■ **Problem to work on**
Search the data below for the word "nload" and copy each line that holds it.

■ **Records for the exercise**
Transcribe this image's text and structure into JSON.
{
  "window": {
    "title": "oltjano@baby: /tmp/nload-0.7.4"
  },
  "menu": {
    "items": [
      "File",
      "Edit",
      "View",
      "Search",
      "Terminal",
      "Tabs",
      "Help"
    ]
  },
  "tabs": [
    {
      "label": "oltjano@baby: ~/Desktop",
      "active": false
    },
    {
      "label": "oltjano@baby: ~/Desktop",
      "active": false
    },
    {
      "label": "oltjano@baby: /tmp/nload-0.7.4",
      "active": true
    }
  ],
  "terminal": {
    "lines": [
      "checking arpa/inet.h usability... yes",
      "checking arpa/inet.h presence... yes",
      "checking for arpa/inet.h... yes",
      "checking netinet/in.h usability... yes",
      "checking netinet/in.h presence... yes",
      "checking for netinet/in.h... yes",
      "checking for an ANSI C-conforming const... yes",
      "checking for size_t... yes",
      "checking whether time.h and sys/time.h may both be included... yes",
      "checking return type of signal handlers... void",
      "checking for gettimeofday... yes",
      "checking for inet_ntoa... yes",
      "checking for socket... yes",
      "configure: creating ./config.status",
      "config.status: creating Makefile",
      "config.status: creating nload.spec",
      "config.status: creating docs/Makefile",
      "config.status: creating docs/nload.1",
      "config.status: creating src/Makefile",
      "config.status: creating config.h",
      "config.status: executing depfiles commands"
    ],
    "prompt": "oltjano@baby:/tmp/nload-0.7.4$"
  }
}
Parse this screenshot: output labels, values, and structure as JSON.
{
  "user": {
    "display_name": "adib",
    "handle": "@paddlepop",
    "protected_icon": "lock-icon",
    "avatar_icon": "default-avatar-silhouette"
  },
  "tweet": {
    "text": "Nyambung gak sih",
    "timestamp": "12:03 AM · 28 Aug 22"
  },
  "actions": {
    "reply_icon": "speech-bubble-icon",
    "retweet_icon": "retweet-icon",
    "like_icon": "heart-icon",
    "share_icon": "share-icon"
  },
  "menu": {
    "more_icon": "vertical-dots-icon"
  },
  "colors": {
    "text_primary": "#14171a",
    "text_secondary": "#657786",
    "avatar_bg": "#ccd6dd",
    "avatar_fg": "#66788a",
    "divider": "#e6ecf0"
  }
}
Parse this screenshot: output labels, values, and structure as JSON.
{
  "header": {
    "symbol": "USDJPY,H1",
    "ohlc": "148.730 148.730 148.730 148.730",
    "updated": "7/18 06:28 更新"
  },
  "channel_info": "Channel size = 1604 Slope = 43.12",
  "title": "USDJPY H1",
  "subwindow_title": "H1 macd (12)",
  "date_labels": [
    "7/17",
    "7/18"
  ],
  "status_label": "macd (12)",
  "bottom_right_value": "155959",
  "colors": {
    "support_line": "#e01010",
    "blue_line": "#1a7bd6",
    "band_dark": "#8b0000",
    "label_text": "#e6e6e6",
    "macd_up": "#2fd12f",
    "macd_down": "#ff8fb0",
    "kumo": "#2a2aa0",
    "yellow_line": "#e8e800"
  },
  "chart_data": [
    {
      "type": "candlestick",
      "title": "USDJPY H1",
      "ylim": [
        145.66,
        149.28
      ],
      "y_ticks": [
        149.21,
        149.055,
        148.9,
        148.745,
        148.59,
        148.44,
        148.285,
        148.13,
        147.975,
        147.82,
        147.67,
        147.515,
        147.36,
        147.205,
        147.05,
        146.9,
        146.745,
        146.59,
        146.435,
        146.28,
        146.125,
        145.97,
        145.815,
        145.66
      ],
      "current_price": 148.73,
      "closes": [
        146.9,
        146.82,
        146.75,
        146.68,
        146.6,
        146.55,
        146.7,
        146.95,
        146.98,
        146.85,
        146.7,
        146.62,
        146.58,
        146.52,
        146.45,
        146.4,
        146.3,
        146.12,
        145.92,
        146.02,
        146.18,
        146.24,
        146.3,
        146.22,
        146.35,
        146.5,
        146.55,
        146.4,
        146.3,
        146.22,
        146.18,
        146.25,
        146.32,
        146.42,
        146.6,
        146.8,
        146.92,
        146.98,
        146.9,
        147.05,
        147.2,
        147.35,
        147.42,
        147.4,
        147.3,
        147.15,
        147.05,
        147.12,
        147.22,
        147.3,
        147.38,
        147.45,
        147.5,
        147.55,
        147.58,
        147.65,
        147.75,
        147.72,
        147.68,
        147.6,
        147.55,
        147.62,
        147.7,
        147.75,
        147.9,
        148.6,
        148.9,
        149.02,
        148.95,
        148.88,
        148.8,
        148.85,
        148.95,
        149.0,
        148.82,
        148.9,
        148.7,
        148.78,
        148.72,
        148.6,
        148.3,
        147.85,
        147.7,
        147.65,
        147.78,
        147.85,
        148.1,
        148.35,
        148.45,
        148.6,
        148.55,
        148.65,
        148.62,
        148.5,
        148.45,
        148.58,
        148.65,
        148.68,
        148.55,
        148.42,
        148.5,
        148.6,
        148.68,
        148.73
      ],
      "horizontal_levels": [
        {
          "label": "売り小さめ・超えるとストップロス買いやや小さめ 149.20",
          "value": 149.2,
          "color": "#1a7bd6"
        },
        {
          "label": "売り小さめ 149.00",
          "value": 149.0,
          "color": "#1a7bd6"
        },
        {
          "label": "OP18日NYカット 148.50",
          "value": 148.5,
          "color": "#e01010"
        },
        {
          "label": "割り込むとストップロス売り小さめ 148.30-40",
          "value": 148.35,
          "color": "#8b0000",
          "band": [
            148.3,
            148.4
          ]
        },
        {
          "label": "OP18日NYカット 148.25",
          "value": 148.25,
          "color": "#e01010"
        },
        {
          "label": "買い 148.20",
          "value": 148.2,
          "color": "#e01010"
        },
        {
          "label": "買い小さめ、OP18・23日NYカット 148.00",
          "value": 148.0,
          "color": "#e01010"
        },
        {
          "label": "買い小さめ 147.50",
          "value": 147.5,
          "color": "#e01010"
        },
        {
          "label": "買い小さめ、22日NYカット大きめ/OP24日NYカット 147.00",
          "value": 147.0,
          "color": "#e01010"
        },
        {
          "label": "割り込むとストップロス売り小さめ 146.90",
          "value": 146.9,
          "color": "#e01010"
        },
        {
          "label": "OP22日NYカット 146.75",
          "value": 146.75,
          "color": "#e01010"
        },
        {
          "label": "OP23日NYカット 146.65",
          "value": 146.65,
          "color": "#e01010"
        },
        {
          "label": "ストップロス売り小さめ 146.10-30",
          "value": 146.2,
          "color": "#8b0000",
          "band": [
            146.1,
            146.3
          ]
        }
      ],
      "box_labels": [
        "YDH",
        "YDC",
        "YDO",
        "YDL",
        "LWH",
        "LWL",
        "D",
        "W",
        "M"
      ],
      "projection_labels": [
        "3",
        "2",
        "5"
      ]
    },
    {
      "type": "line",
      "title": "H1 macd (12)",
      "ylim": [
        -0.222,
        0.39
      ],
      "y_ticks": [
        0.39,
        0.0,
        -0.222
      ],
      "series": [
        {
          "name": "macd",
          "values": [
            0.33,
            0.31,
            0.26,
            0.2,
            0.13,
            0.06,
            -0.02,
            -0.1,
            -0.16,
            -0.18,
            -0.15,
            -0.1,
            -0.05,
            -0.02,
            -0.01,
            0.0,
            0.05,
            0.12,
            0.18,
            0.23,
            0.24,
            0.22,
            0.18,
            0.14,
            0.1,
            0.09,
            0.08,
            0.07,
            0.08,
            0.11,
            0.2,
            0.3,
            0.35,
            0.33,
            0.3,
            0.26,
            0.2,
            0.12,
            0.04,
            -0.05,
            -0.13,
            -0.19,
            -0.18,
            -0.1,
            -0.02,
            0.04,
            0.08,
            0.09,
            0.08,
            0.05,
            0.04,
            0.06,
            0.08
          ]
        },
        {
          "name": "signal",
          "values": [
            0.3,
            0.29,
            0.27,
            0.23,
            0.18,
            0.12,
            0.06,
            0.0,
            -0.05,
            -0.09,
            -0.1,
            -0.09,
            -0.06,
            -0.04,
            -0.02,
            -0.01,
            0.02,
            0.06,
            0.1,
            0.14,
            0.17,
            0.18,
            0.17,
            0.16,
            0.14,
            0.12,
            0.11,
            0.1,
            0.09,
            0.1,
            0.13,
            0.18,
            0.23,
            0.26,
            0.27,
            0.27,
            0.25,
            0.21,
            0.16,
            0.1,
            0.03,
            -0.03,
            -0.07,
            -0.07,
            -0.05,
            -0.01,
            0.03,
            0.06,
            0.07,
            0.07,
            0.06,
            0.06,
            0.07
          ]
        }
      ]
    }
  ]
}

■ **Correct answer**
    "title": "oltjano@baby: /tmp/nload-0.7.4"
      "label": "oltjano@baby: /tmp/nload-0.7.4",
      "config.status: creating nload.spec",
      "config.status: creating docs/nload.1",
    "prompt": "oltjano@baby:/tmp/nload-0.7.4$"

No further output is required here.